╔══

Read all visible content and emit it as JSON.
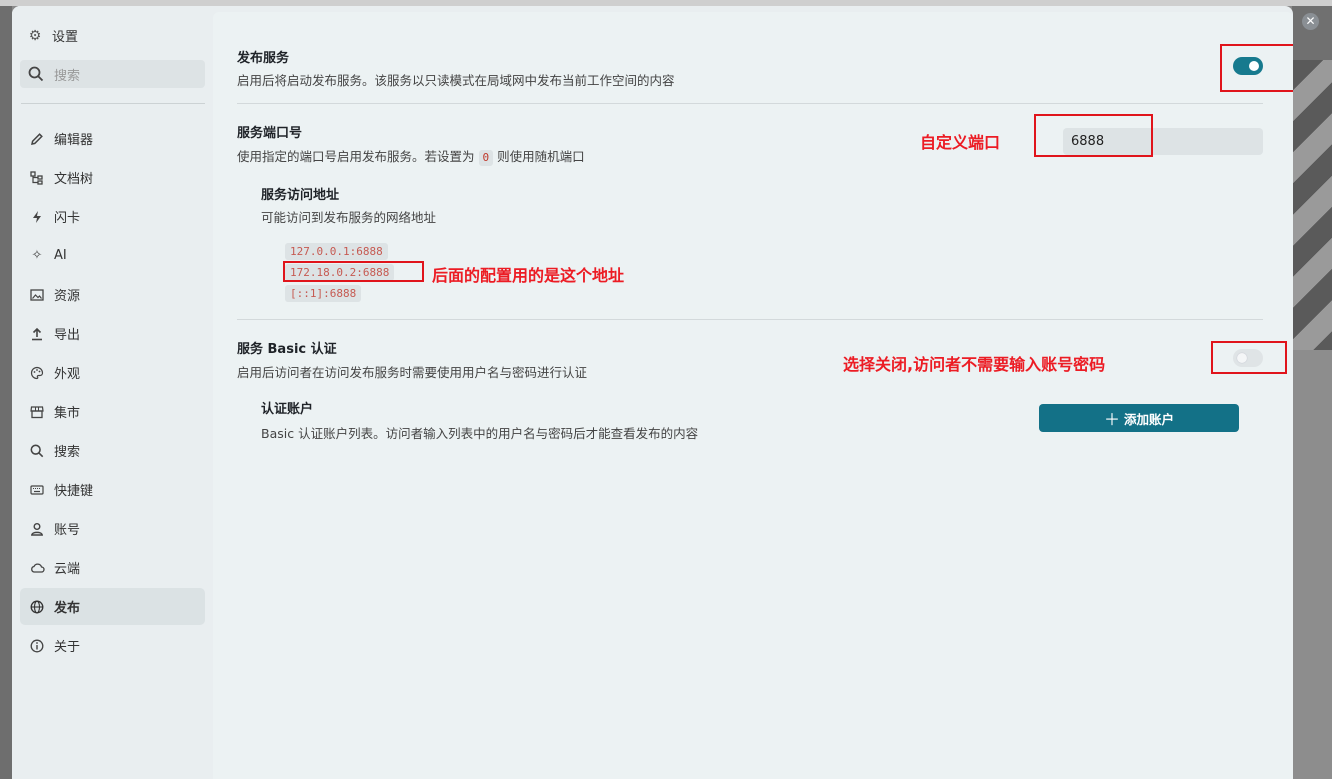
{
  "sidebar": {
    "title": "设置",
    "search_placeholder": "搜索",
    "items": [
      {
        "label": "编辑器",
        "icon": "pencil-icon"
      },
      {
        "label": "文档树",
        "icon": "tree-icon"
      },
      {
        "label": "闪卡",
        "icon": "flash-icon"
      },
      {
        "label": "AI",
        "icon": "sparkle-icon"
      },
      {
        "label": "资源",
        "icon": "image-icon"
      },
      {
        "label": "导出",
        "icon": "upload-icon"
      },
      {
        "label": "外观",
        "icon": "palette-icon"
      },
      {
        "label": "集市",
        "icon": "store-icon"
      },
      {
        "label": "搜索",
        "icon": "search-icon"
      },
      {
        "label": "快捷键",
        "icon": "keyboard-icon"
      },
      {
        "label": "账号",
        "icon": "user-icon"
      },
      {
        "label": "云端",
        "icon": "cloud-icon"
      },
      {
        "label": "发布",
        "icon": "globe-icon",
        "active": true
      },
      {
        "label": "关于",
        "icon": "info-icon"
      }
    ]
  },
  "publish": {
    "title": "发布服务",
    "desc": "启用后将启动发布服务。该服务以只读模式在局域网中发布当前工作空间的内容",
    "enabled": true
  },
  "port": {
    "title": "服务端口号",
    "desc_before": "使用指定的端口号启用发布服务。若设置为",
    "desc_code": "0",
    "desc_after": "则使用随机端口",
    "value": "6888"
  },
  "address": {
    "title": "服务访问地址",
    "desc": "可能访问到发布服务的网络地址",
    "items": [
      "127.0.0.1:6888",
      "172.18.0.2:6888",
      "[::1]:6888"
    ]
  },
  "basic_auth": {
    "title": "服务 Basic 认证",
    "desc": "启用后访问者在访问发布服务时需要使用用户名与密码进行认证",
    "enabled": false
  },
  "accounts": {
    "title": "认证账户",
    "desc": "Basic 认证账户列表。访问者输入列表中的用户名与密码后才能查看发布的内容",
    "add_label": "添加账户"
  },
  "annotations": {
    "port": "自定义端口",
    "address": "后面的配置用的是这个地址",
    "auth": "选择关闭,访问者不需要输入账号密码"
  },
  "colors": {
    "accent": "#137187",
    "annotation": "#ec1c24"
  }
}
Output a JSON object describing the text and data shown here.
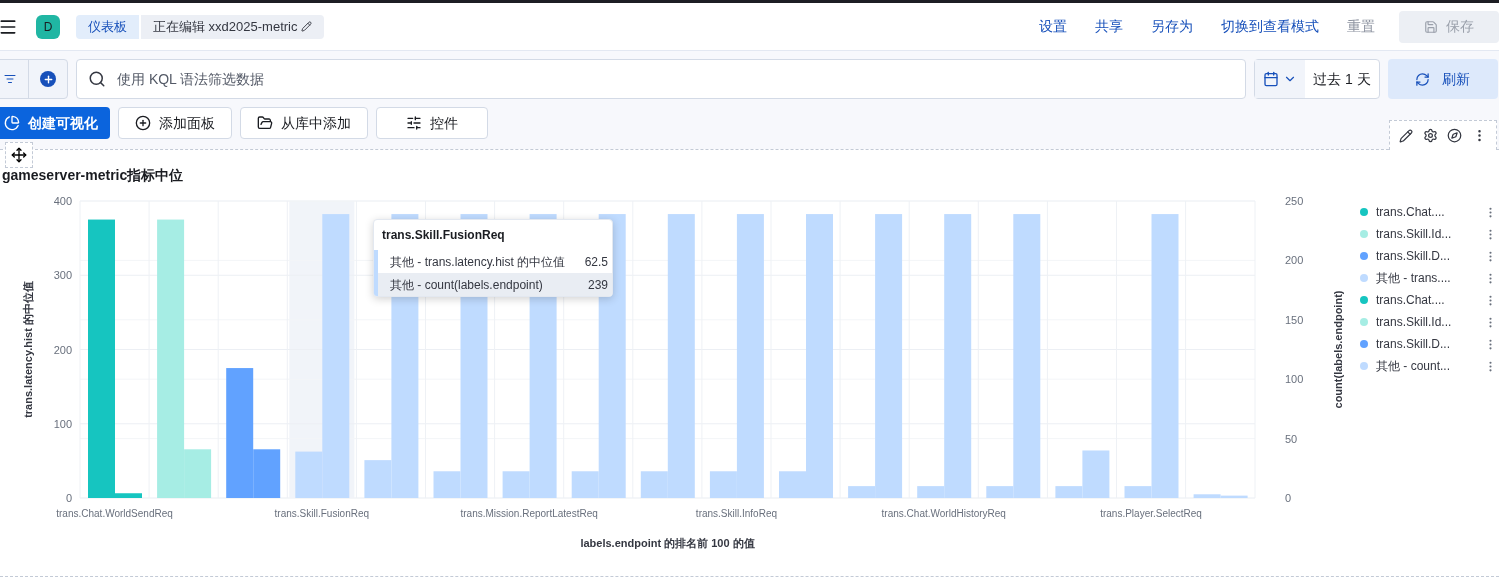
{
  "header": {
    "avatar": "D",
    "breadcrumbs": [
      {
        "label": "仪表板",
        "kind": "link"
      },
      {
        "label": "正在编辑 xxd2025-metric",
        "kind": "current"
      }
    ],
    "actions": [
      {
        "label": "设置",
        "disabled": false
      },
      {
        "label": "共享",
        "disabled": false
      },
      {
        "label": "另存为",
        "disabled": false
      },
      {
        "label": "切换到查看模式",
        "disabled": false
      },
      {
        "label": "重置",
        "disabled": true
      }
    ],
    "save_button": {
      "label": "保存",
      "disabled": true
    }
  },
  "query_bar": {
    "search": {
      "placeholder": "使用 KQL 语法筛选数据"
    },
    "time_range": "过去 1 天",
    "refresh_button": "刷新"
  },
  "toolbar": [
    {
      "label": "创建可视化",
      "kind": "primary"
    },
    {
      "label": "添加面板",
      "kind": "add"
    },
    {
      "label": "从库中添加",
      "kind": "library"
    },
    {
      "label": "控件",
      "kind": "controls"
    }
  ],
  "panel": {
    "title": "gameserver-metric指标中位",
    "chart_data": {
      "type": "bar",
      "xlabel": "labels.endpoint 的排名前 100 的值",
      "ylabel": "trans.latency.hist 的中位值",
      "categories": [
        "trans.Chat.WorldSendReq",
        null,
        null,
        "trans.Skill.FusionReq",
        null,
        null,
        "trans.Mission.ReportLatestReq",
        null,
        null,
        "trans.Skill.InfoReq",
        null,
        null,
        "trans.Chat.WorldHistoryReq",
        null,
        null,
        "trans.Player.SelectReq",
        null
      ],
      "ylim": [
        0,
        400
      ],
      "yticks": [
        0,
        100,
        200,
        300,
        400
      ],
      "stacked": false,
      "grid": true,
      "bands": [
        {
          "axis": "x",
          "from": "trans.Skill.FusionReq",
          "to": "trans.Skill.FusionReq",
          "color": "#f1f4f9"
        }
      ],
      "y2label": "count(labels.endpoint)",
      "y2lim": [
        0,
        250
      ],
      "y2ticks": [
        250,
        200,
        150,
        100,
        50,
        0
      ],
      "series": [
        {
          "name": "trans.Chat....",
          "color": "#16c5c0",
          "values": [
            375,
            null,
            null,
            null,
            null,
            null,
            null,
            null,
            null,
            null,
            null,
            null,
            null,
            null,
            null,
            null,
            null
          ]
        },
        {
          "name": "trans.Skill.Id...",
          "color": "#a6ede4",
          "values": [
            null,
            375,
            null,
            null,
            null,
            null,
            null,
            null,
            null,
            null,
            null,
            null,
            null,
            null,
            null,
            null,
            null
          ]
        },
        {
          "name": "trans.Skill.D...",
          "color": "#61a2ff",
          "values": [
            null,
            null,
            175,
            null,
            null,
            null,
            null,
            null,
            null,
            null,
            null,
            null,
            null,
            null,
            null,
            null,
            null
          ]
        },
        {
          "name": "其他 - trans....",
          "color": "#bfdbff",
          "values": [
            null,
            null,
            null,
            62.5,
            51,
            36,
            36,
            36,
            36,
            36,
            36,
            16,
            16,
            16,
            16,
            16,
            5
          ]
        },
        {
          "name": "trans.Chat....",
          "color": "#16c5c0",
          "axis": "y2",
          "values": [
            4,
            null,
            null,
            null,
            null,
            null,
            null,
            null,
            null,
            null,
            null,
            null,
            null,
            null,
            null,
            null,
            null
          ]
        },
        {
          "name": "trans.Skill.Id...",
          "color": "#a6ede4",
          "axis": "y2",
          "values": [
            null,
            41,
            null,
            null,
            null,
            null,
            null,
            null,
            null,
            null,
            null,
            null,
            null,
            null,
            null,
            null,
            null
          ]
        },
        {
          "name": "trans.Skill.D...",
          "color": "#61a2ff",
          "axis": "y2",
          "values": [
            null,
            null,
            41,
            null,
            null,
            null,
            null,
            null,
            null,
            null,
            null,
            null,
            null,
            null,
            null,
            null,
            null
          ]
        },
        {
          "name": "其他 - count...",
          "color": "#bfdbff",
          "axis": "y2",
          "values": [
            null,
            null,
            null,
            239,
            239,
            239,
            239,
            239,
            239,
            239,
            239,
            239,
            239,
            239,
            40,
            239,
            2
          ]
        }
      ]
    },
    "tooltip": {
      "title": "trans.Skill.FusionReq",
      "rows": [
        {
          "label": "其他 - trans.latency.hist 的中位值",
          "value": "62.5",
          "color": "#bfdbff",
          "selected": false
        },
        {
          "label": "其他 - count(labels.endpoint)",
          "value": "239",
          "color": "#bfdbff",
          "selected": true
        }
      ]
    }
  }
}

╚══

Given instruction ▸ Print out the whole of the material word for word, without pictures.

Written answer ▸
Read all visible content and emit it as JSON.
{
  "sidebar": {
    "title": "设置",
    "search_placeholder": "搜索",
    "items": [
      {
        "label": "编辑器",
        "icon": "pencil-icon"
      },
      {
        "label": "文档树",
        "icon": "tree-icon"
      },
      {
        "label": "闪卡",
        "icon": "flash-icon"
      },
      {
        "label": "AI",
        "icon": "sparkle-icon"
      },
      {
        "label": "资源",
        "icon": "image-icon"
      },
      {
        "label": "导出",
        "icon": "upload-icon"
      },
      {
        "label": "外观",
        "icon": "palette-icon"
      },
      {
        "label": "集市",
        "icon": "store-icon"
      },
      {
        "label": "搜索",
        "icon": "search-icon"
      },
      {
        "label": "快捷键",
        "icon": "keyboard-icon"
      },
      {
        "label": "账号",
        "icon": "user-icon"
      },
      {
        "label": "云端",
        "icon": "cloud-icon"
      },
      {
        "label": "发布",
        "icon": "globe-icon",
        "active": true
      },
      {
        "label": "关于",
        "icon": "info-icon"
      }
    ]
  },
  "publish": {
    "title": "发布服务",
    "desc": "启用后将启动发布服务。该服务以只读模式在局域网中发布当前工作空间的内容",
    "enabled": true
  },
  "port": {
    "title": "服务端口号",
    "desc_before": "使用指定的端口号启用发布服务。若设置为",
    "desc_code": "0",
    "desc_after": "则使用随机端口",
    "value": "6888"
  },
  "address": {
    "title": "服务访问地址",
    "desc": "可能访问到发布服务的网络地址",
    "items": [
      "127.0.0.1:6888",
      "172.18.0.2:6888",
      "[::1]:6888"
    ]
  },
  "basic_auth": {
    "title": "服务 Basic 认证",
    "desc": "启用后访问者在访问发布服务时需要使用用户名与密码进行认证",
    "enabled": false
  },
  "accounts": {
    "title": "认证账户",
    "desc": "Basic 认证账户列表。访问者输入列表中的用户名与密码后才能查看发布的内容",
    "add_label": "添加账户"
  },
  "annotations": {
    "port": "自定义端口",
    "address": "后面的配置用的是这个地址",
    "auth": "选择关闭,访问者不需要输入账号密码"
  },
  "colors": {
    "accent": "#137187",
    "annotation": "#ec1c24"
  }
}
Output a JSON object describing the text and data shown here.
{
  "header": {
    "avatar": "D",
    "breadcrumbs": [
      {
        "label": "仪表板",
        "kind": "link"
      },
      {
        "label": "正在编辑 xxd2025-metric",
        "kind": "current"
      }
    ],
    "actions": [
      {
        "label": "设置",
        "disabled": false
      },
      {
        "label": "共享",
        "disabled": false
      },
      {
        "label": "另存为",
        "disabled": false
      },
      {
        "label": "切换到查看模式",
        "disabled": false
      },
      {
        "label": "重置",
        "disabled": true
      }
    ],
    "save_button": {
      "label": "保存",
      "disabled": true
    }
  },
  "query_bar": {
    "search": {
      "placeholder": "使用 KQL 语法筛选数据"
    },
    "time_range": "过去 1 天",
    "refresh_button": "刷新"
  },
  "toolbar": [
    {
      "label": "创建可视化",
      "kind": "primary"
    },
    {
      "label": "添加面板",
      "kind": "add"
    },
    {
      "label": "从库中添加",
      "kind": "library"
    },
    {
      "label": "控件",
      "kind": "controls"
    }
  ],
  "panel": {
    "title": "gameserver-metric指标中位",
    "chart_data": {
      "type": "bar",
      "xlabel": "labels.endpoint 的排名前 100 的值",
      "ylabel": "trans.latency.hist 的中位值",
      "categories": [
        "trans.Chat.WorldSendReq",
        null,
        null,
        "trans.Skill.FusionReq",
        null,
        null,
        "trans.Mission.ReportLatestReq",
        null,
        null,
        "trans.Skill.InfoReq",
        null,
        null,
        "trans.Chat.WorldHistoryReq",
        null,
        null,
        "trans.Player.SelectReq",
        null
      ],
      "ylim": [
        0,
        400
      ],
      "yticks": [
        0,
        100,
        200,
        300,
        400
      ],
      "stacked": false,
      "grid": true,
      "bands": [
        {
          "axis": "x",
          "from": "trans.Skill.FusionReq",
          "to": "trans.Skill.FusionReq",
          "color": "#f1f4f9"
        }
      ],
      "y2label": "count(labels.endpoint)",
      "y2lim": [
        0,
        250
      ],
      "y2ticks": [
        250,
        200,
        150,
        100,
        50,
        0
      ],
      "series": [
        {
          "name": "trans.Chat....",
          "color": "#16c5c0",
          "values": [
            375,
            null,
            null,
            null,
            null,
            null,
            null,
            null,
            null,
            null,
            null,
            null,
            null,
            null,
            null,
            null,
            null
          ]
        },
        {
          "name": "trans.Skill.Id...",
          "color": "#a6ede4",
          "values": [
            null,
            375,
            null,
            null,
            null,
            null,
            null,
            null,
            null,
            null,
            null,
            null,
            null,
            null,
            null,
            null,
            null
          ]
        },
        {
          "name": "trans.Skill.D...",
          "color": "#61a2ff",
          "values": [
            null,
            null,
            175,
            null,
            null,
            null,
            null,
            null,
            null,
            null,
            null,
            null,
            null,
            null,
            null,
            null,
            null
          ]
        },
        {
          "name": "其他 - trans....",
          "color": "#bfdbff",
          "values": [
            null,
            null,
            null,
            62.5,
            51,
            36,
            36,
            36,
            36,
            36,
            36,
            16,
            16,
            16,
            16,
            16,
            5
          ]
        },
        {
          "name": "trans.Chat....",
          "color": "#16c5c0",
          "axis": "y2",
          "values": [
            4,
            null,
            null,
            null,
            null,
            null,
            null,
            null,
            null,
            null,
            null,
            null,
            null,
            null,
            null,
            null,
            null
          ]
        },
        {
          "name": "trans.Skill.Id...",
          "color": "#a6ede4",
          "axis": "y2",
          "values": [
            null,
            41,
            null,
            null,
            null,
            null,
            null,
            null,
            null,
            null,
            null,
            null,
            null,
            null,
            null,
            null,
            null
          ]
        },
        {
          "name": "trans.Skill.D...",
          "color": "#61a2ff",
          "axis": "y2",
          "values": [
            null,
            null,
            41,
            null,
            null,
            null,
            null,
            null,
            null,
            null,
            null,
            null,
            null,
            null,
            null,
            null,
            null
          ]
        },
        {
          "name": "其他 - count...",
          "color": "#bfdbff",
          "axis": "y2",
          "values": [
            null,
            null,
            null,
            239,
            239,
            239,
            239,
            239,
            239,
            239,
            239,
            239,
            239,
            239,
            40,
            239,
            2
          ]
        }
      ]
    },
    "tooltip": {
      "title": "trans.Skill.FusionReq",
      "rows": [
        {
          "label": "其他 - trans.latency.hist 的中位值",
          "value": "62.5",
          "color": "#bfdbff",
          "selected": false
        },
        {
          "label": "其他 - count(labels.endpoint)",
          "value": "239",
          "color": "#bfdbff",
          "selected": true
        }
      ]
    }
  }
}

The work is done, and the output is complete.